----- Dataset content -----
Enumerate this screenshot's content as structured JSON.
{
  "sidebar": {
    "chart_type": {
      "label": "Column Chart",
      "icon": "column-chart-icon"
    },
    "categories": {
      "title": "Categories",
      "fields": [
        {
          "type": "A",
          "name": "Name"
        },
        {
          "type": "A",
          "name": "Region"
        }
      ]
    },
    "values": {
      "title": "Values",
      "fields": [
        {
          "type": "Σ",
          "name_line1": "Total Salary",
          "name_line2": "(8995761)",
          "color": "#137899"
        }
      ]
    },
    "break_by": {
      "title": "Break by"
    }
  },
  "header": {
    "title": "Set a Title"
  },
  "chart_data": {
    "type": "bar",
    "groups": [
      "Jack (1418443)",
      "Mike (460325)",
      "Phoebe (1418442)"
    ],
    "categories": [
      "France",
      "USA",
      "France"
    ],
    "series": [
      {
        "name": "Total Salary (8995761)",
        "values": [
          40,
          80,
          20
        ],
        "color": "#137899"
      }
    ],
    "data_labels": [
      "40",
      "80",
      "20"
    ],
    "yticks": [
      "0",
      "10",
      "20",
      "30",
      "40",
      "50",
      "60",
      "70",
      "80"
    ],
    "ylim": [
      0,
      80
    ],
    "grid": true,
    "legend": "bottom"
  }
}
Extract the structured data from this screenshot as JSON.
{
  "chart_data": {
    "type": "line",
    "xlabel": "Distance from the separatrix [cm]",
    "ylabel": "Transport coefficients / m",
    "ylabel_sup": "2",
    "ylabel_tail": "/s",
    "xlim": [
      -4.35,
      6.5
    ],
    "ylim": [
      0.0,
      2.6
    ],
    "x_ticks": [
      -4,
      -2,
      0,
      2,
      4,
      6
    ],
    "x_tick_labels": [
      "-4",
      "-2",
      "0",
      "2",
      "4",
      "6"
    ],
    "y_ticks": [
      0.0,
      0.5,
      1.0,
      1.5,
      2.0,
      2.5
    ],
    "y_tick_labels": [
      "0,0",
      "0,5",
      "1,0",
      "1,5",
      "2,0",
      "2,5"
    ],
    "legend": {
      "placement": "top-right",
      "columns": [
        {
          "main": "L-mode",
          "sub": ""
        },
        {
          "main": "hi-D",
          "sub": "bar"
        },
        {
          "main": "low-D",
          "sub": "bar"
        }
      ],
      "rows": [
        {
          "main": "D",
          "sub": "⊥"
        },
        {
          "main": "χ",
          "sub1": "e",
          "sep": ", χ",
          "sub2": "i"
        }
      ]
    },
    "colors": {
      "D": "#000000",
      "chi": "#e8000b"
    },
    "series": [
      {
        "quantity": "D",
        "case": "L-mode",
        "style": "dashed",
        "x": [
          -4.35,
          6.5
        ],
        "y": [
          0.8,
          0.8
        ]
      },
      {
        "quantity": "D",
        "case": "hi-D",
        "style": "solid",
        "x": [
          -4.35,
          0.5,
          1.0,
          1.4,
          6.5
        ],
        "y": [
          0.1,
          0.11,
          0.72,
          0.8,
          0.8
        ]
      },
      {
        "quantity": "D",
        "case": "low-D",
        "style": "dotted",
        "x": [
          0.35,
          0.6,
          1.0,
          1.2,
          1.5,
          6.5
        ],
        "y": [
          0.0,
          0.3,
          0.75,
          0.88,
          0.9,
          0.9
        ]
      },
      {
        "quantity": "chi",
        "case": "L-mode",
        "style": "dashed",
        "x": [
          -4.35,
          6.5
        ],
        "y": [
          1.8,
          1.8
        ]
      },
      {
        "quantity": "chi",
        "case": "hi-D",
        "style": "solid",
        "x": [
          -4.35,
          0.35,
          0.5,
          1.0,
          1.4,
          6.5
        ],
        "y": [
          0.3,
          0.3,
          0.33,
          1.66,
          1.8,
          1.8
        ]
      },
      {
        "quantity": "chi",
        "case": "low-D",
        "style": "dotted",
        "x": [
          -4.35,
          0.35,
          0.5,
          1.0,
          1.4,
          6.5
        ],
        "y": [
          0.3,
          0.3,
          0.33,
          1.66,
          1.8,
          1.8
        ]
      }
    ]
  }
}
-----
Check each line of the entries above for the word "Total". List the ones that have it.

Full answer ▸
          "name_line1": "Total Salary",
        "name": "Total Salary (8995761)",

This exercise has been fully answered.